- [Job]:
The records below must be output exactly, without pictures.
##### Supplied records #####
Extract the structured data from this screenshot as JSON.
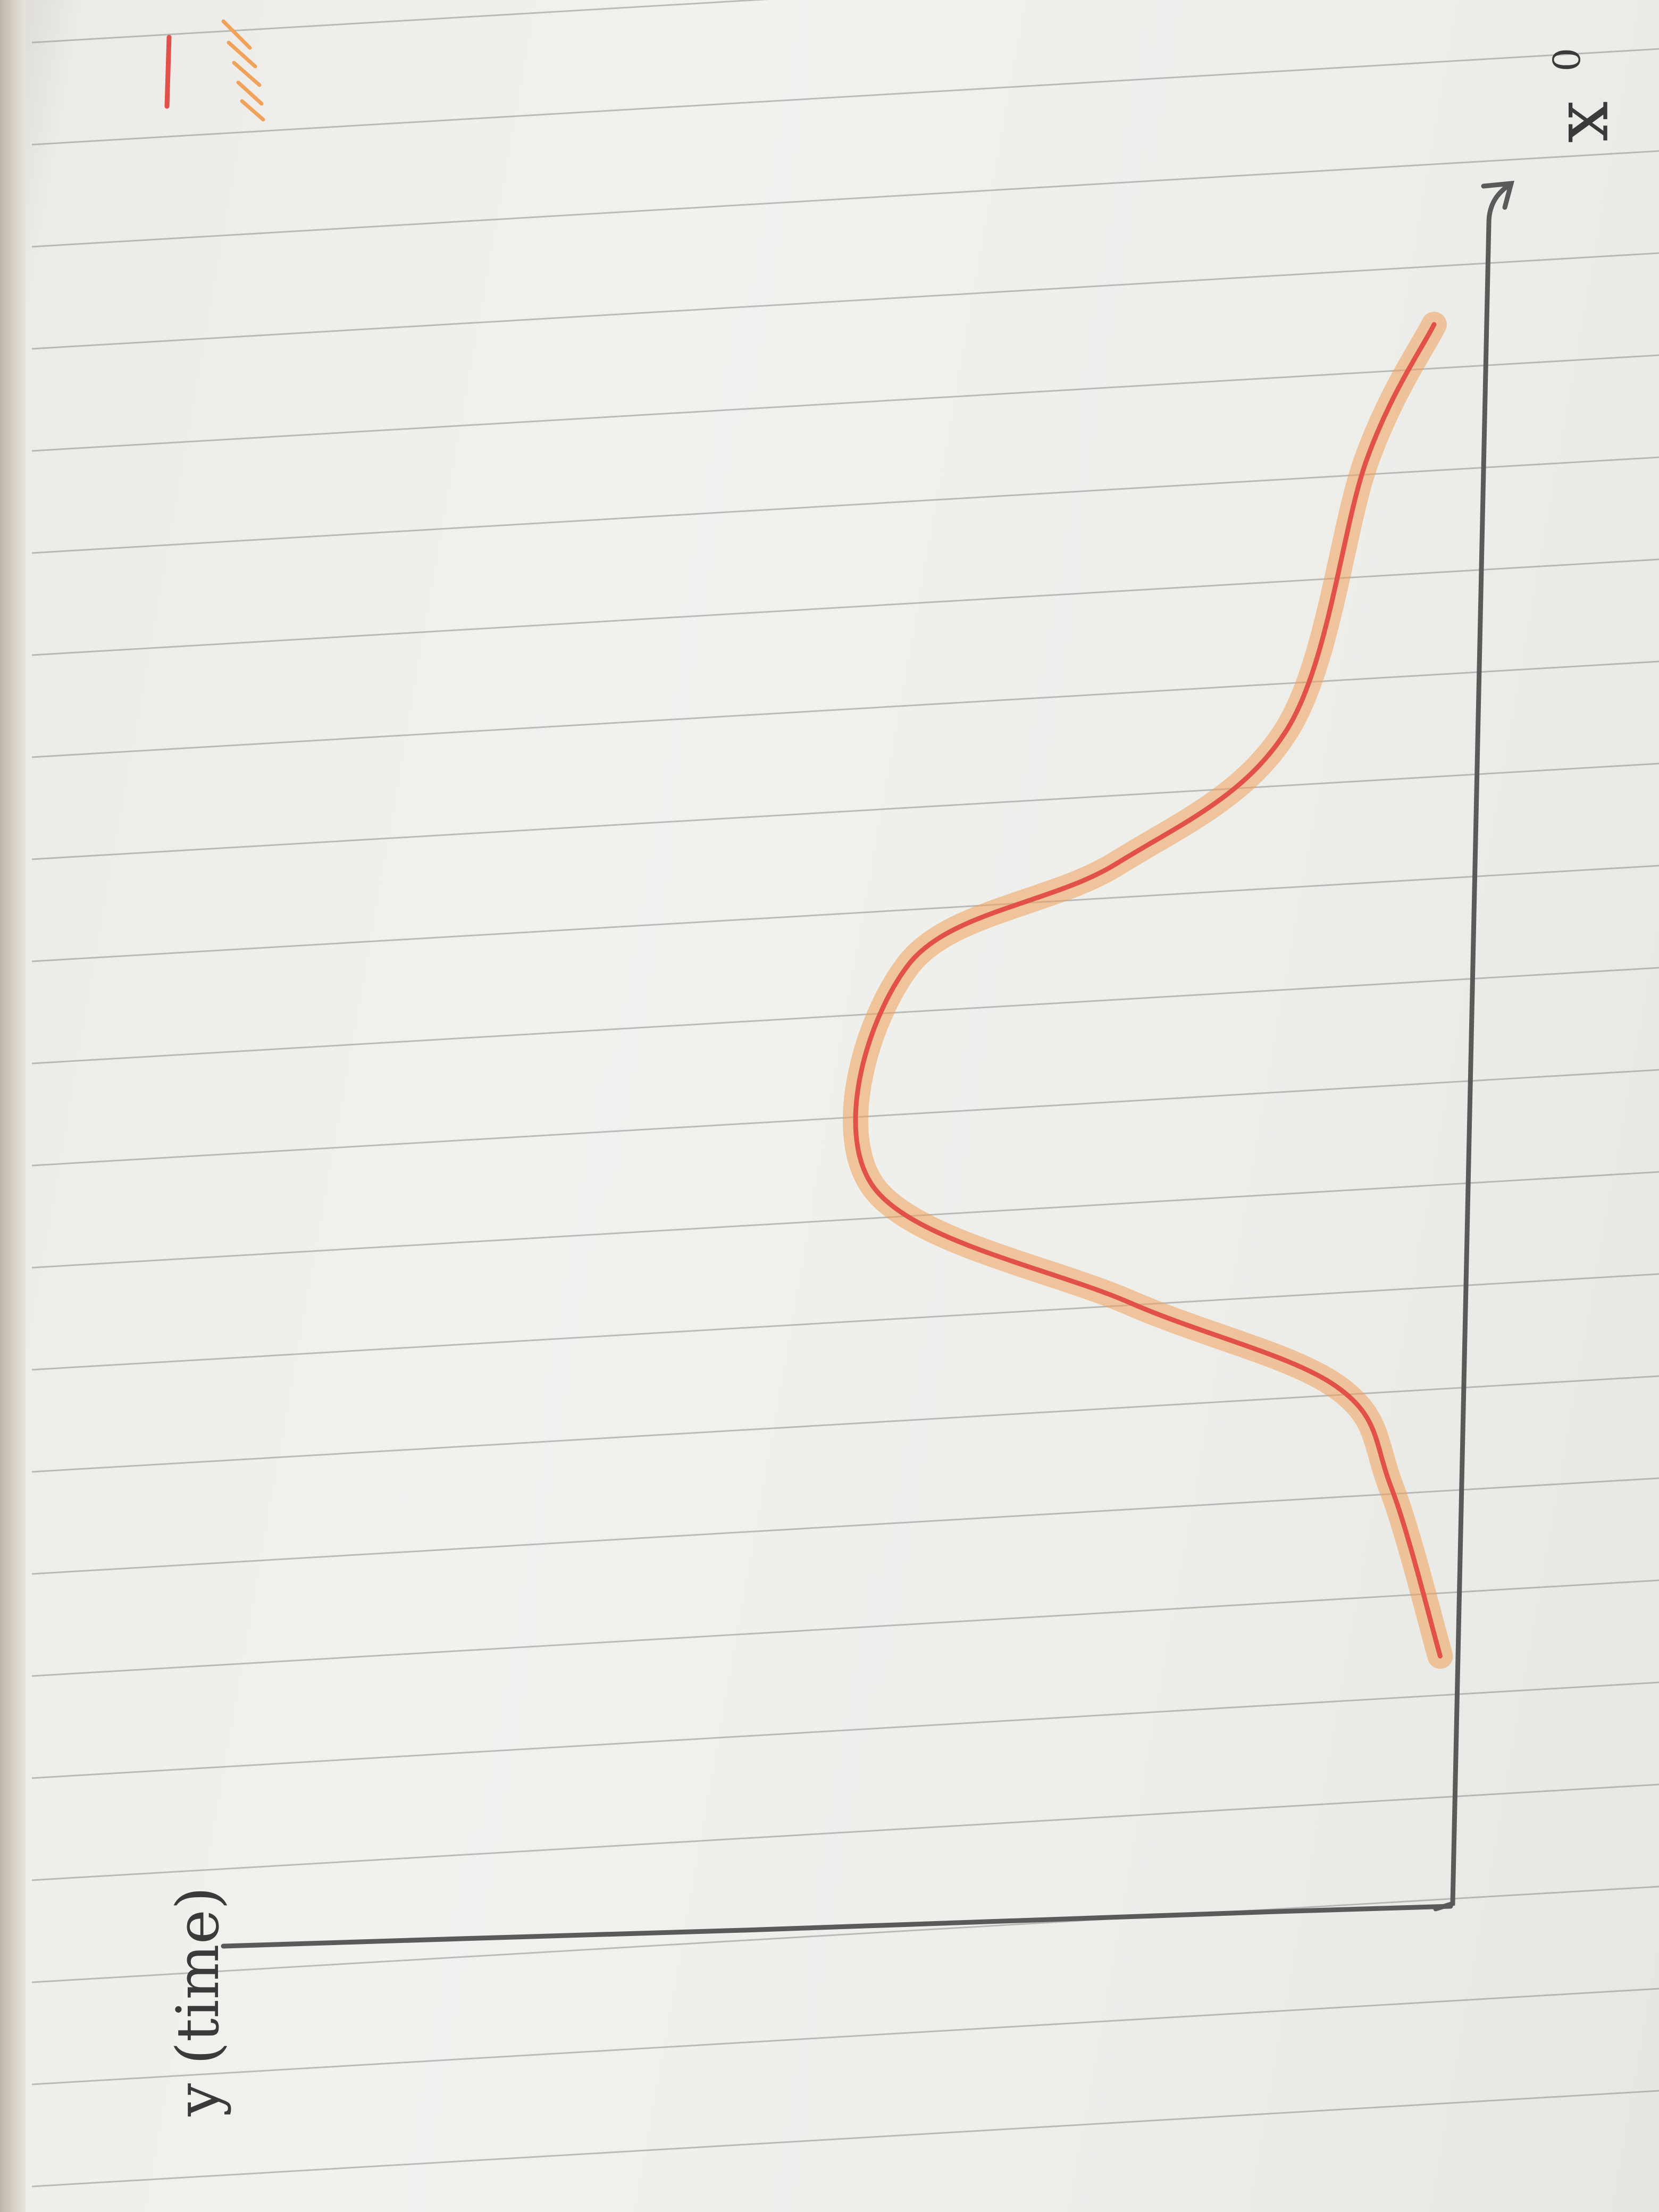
{
  "chart_data": {
    "type": "line",
    "title": "",
    "xlabel": "x",
    "x_tick_labels": [
      "0"
    ],
    "ylabel": "y (time)",
    "x_range": [
      0,
      10
    ],
    "y_range": [
      0,
      10
    ],
    "series": [
      {
        "name": "",
        "color": "#e2504a",
        "shading_color": "#f0a15a",
        "x": [
          1.5,
          2.5,
          3.1,
          3.6,
          4.3,
          5.6,
          6.2,
          7.0,
          8.6,
          9.4
        ],
        "y": [
          0.05,
          0.45,
          0.9,
          2.6,
          4.7,
          4.4,
          2.7,
          1.3,
          0.65,
          0.1
        ]
      }
    ],
    "grid": false
  },
  "legend": {
    "swatches": [
      {
        "color": "#e2504a",
        "style": "stroke"
      },
      {
        "color": "#f0a15a",
        "style": "hatch"
      }
    ]
  },
  "notebook": {
    "ruled_line_color": "#8e8e8e",
    "paper_color": "#efefec"
  }
}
#####
- [Solved problem]:
Extract the structured data from this screenshot as JSON.
{
  "chart_data": {
    "type": "line",
    "title": "",
    "xlabel": "x",
    "x_tick_labels": [
      "0"
    ],
    "ylabel": "y (time)",
    "x_range": [
      0,
      10
    ],
    "y_range": [
      0,
      10
    ],
    "series": [
      {
        "name": "",
        "color": "#e2504a",
        "shading_color": "#f0a15a",
        "x": [
          1.5,
          2.5,
          3.1,
          3.6,
          4.3,
          5.6,
          6.2,
          7.0,
          8.6,
          9.4
        ],
        "y": [
          0.05,
          0.45,
          0.9,
          2.6,
          4.7,
          4.4,
          2.7,
          1.3,
          0.65,
          0.1
        ]
      }
    ],
    "grid": false
  },
  "legend": {
    "swatches": [
      {
        "color": "#e2504a",
        "style": "stroke"
      },
      {
        "color": "#f0a15a",
        "style": "hatch"
      }
    ]
  },
  "notebook": {
    "ruled_line_color": "#8e8e8e",
    "paper_color": "#efefec"
  }
}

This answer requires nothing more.